"""
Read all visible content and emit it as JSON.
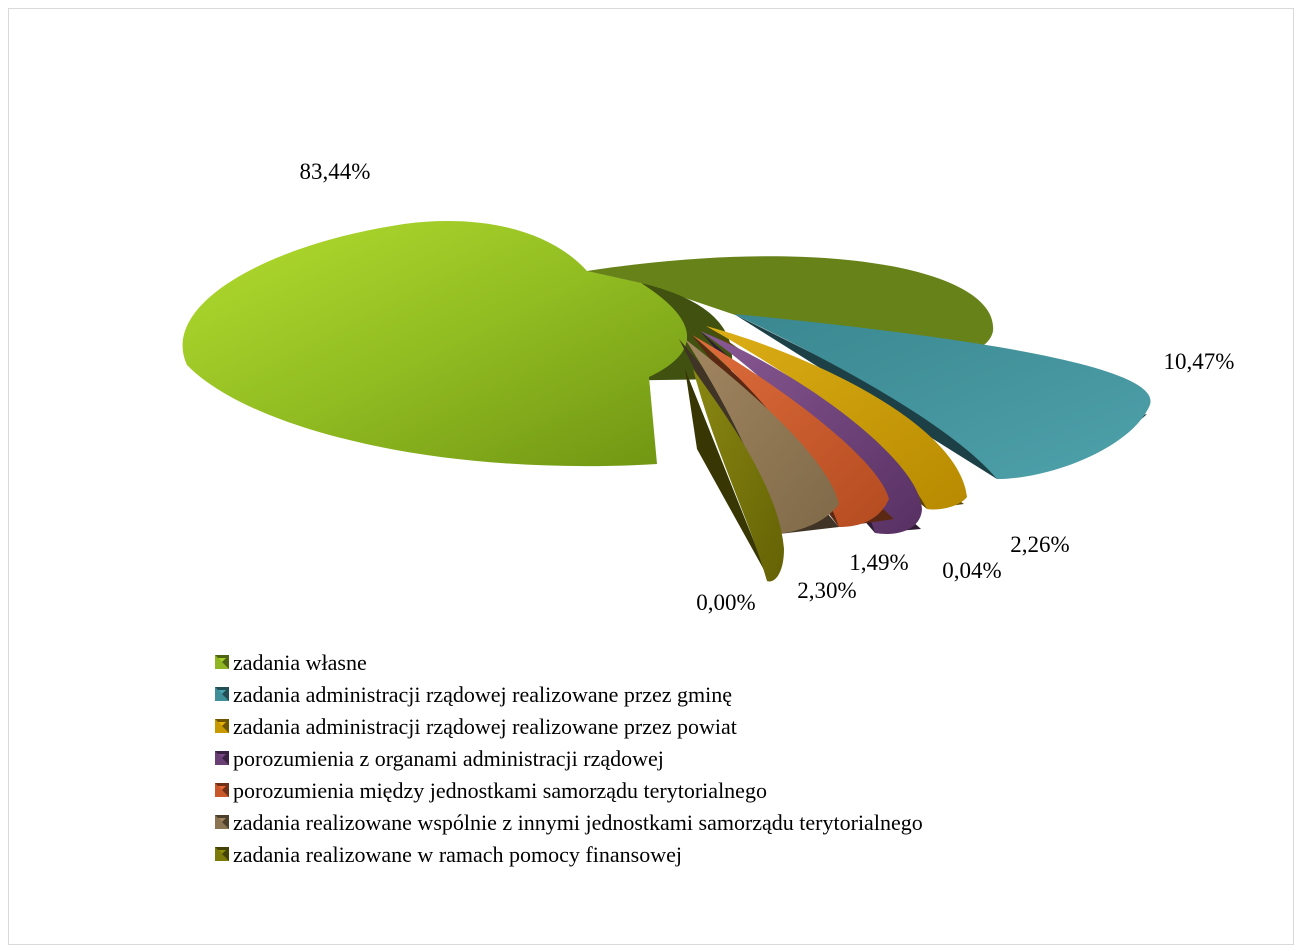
{
  "chart_data": {
    "type": "pie",
    "title": "",
    "categories": [
      "zadania własne",
      "zadania administracji rządowej realizowane przez gminę",
      "zadania administracji rządowej realizowane przez powiat",
      "porozumienia z organami administracji rządowej",
      "porozumienia między jednostkami samorządu terytorialnego",
      "zadania realizowane wspólnie z innymi jednostkami samorządu terytorialnego",
      "zadania realizowane w ramach pomocy finansowej"
    ],
    "values": [
      83.44,
      10.47,
      2.26,
      0.04,
      1.49,
      2.3,
      0.0
    ],
    "data_labels": [
      "83,44%",
      "10,47%",
      "2,26%",
      "0,04%",
      "1,49%",
      "2,30%",
      "0,00%"
    ],
    "colors": [
      "#8fb523",
      "#3f8f99",
      "#c89a00",
      "#6a3f74",
      "#c8582a",
      "#8b7452",
      "#7c7a08"
    ],
    "legend_position": "bottom-left",
    "style": "3d-exploded"
  }
}
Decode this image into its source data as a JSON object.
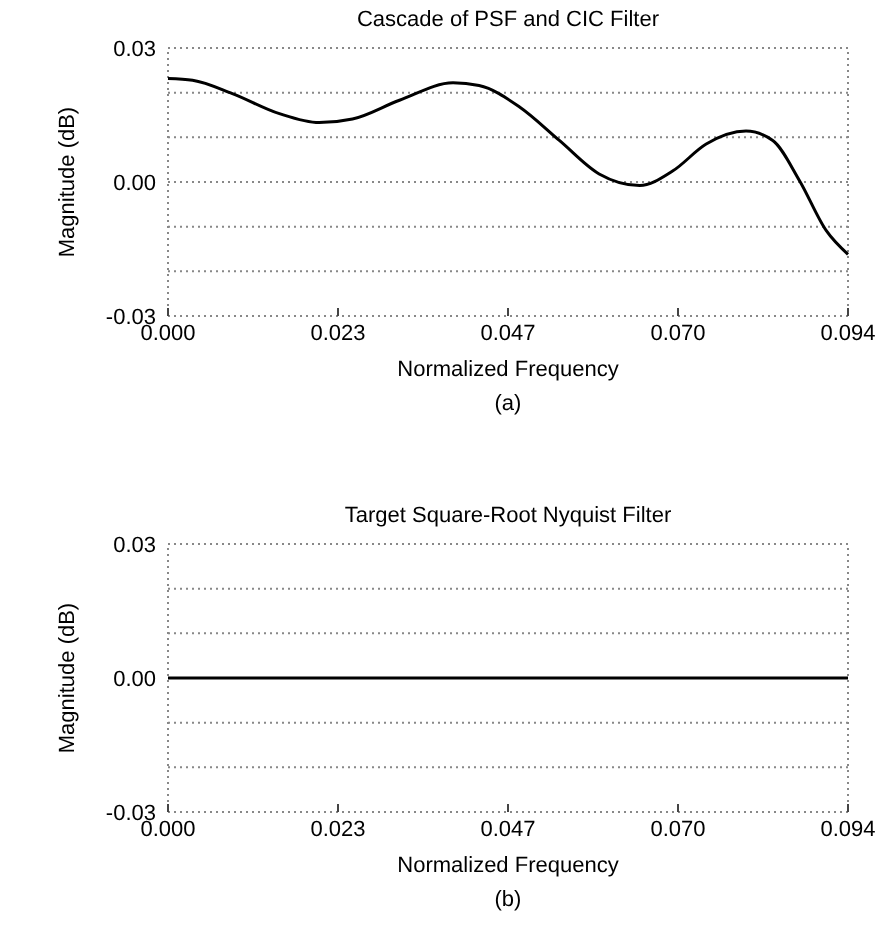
"""
- [TO BE DONE] Your copy should hold every record word for word and none of the pictures.

- [RESULT OF THIS EXERCISE]
Read all visible content and emit it as JSON.
{
  "chart_data": {
    "type": "pie",
    "title": "",
    "categories": [
      "zadania własne",
      "zadania administracji rządowej realizowane przez gminę",
      "zadania administracji rządowej realizowane przez powiat",
      "porozumienia z organami administracji rządowej",
      "porozumienia między jednostkami samorządu terytorialnego",
      "zadania realizowane wspólnie z innymi jednostkami samorządu terytorialnego",
      "zadania realizowane w ramach pomocy finansowej"
    ],
    "values": [
      83.44,
      10.47,
      2.26,
      0.04,
      1.49,
      2.3,
      0.0
    ],
    "data_labels": [
      "83,44%",
      "10,47%",
      "2,26%",
      "0,04%",
      "1,49%",
      "2,30%",
      "0,00%"
    ],
    "colors": [
      "#8fb523",
      "#3f8f99",
      "#c89a00",
      "#6a3f74",
      "#c8582a",
      "#8b7452",
      "#7c7a08"
    ],
    "legend_position": "bottom-left",
    "style": "3d-exploded"
  }
}
Decode this image into its source data as a JSON object.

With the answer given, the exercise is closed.